## Exercise objective
Set out every line bearing the string "name".

— BEGIN Data records —

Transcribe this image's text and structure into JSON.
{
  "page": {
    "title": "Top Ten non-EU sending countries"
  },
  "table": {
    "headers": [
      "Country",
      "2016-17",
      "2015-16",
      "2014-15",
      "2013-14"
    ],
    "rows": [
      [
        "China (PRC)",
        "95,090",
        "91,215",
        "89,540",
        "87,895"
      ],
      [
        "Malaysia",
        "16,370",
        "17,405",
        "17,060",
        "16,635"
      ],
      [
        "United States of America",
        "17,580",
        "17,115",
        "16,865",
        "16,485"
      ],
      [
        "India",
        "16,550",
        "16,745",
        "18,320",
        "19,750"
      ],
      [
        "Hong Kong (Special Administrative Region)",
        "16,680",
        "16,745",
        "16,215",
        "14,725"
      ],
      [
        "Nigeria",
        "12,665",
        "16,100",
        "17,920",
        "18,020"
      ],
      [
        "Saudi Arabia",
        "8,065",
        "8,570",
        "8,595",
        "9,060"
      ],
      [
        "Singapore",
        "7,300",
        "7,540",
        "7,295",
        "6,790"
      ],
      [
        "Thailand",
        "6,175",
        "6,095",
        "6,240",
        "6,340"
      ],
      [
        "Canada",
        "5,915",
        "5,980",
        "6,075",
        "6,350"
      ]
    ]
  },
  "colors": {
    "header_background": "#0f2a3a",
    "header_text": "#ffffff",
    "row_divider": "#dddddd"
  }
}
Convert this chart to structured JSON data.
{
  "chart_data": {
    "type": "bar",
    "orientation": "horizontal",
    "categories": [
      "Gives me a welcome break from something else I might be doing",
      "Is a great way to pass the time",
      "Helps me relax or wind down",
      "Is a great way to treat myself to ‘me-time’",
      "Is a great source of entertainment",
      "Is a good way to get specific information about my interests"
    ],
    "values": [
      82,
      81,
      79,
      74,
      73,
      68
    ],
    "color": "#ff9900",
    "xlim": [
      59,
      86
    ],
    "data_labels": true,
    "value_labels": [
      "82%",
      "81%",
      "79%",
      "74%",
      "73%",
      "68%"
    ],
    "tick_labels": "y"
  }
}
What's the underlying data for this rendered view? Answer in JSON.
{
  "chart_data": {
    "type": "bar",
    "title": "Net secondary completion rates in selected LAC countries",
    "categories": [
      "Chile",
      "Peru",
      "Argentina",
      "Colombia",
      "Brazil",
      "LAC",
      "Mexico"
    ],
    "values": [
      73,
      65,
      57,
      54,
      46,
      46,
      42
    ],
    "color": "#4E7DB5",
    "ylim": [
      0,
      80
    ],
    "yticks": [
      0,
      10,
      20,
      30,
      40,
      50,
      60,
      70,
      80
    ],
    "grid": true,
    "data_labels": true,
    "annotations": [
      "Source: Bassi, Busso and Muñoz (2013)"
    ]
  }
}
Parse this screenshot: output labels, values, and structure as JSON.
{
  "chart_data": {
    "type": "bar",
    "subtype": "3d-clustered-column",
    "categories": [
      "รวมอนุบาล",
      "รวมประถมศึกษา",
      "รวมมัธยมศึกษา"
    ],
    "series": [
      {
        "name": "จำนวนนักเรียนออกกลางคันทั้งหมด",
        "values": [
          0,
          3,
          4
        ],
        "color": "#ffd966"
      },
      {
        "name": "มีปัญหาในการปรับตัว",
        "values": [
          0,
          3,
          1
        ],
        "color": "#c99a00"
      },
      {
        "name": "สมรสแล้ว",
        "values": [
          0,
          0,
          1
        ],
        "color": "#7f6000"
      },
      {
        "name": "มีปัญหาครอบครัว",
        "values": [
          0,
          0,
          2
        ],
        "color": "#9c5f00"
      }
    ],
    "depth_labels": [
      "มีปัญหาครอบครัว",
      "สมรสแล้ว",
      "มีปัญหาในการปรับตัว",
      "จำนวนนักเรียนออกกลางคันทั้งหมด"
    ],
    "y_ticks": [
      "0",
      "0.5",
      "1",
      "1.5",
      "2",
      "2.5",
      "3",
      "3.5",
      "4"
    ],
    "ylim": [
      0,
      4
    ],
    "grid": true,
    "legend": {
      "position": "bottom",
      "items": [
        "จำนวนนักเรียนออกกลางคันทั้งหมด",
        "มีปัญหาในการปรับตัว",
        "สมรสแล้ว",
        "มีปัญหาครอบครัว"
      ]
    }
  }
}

— END Data records —

## Output of the task
        "name": "จำนวนนักเรียนออกกลางคันทั้งหมด",
        "name": "มีปัญหาในการปรับตัว",
        "name": "สมรสแล้ว",
        "name": "มีปัญหาครอบครัว",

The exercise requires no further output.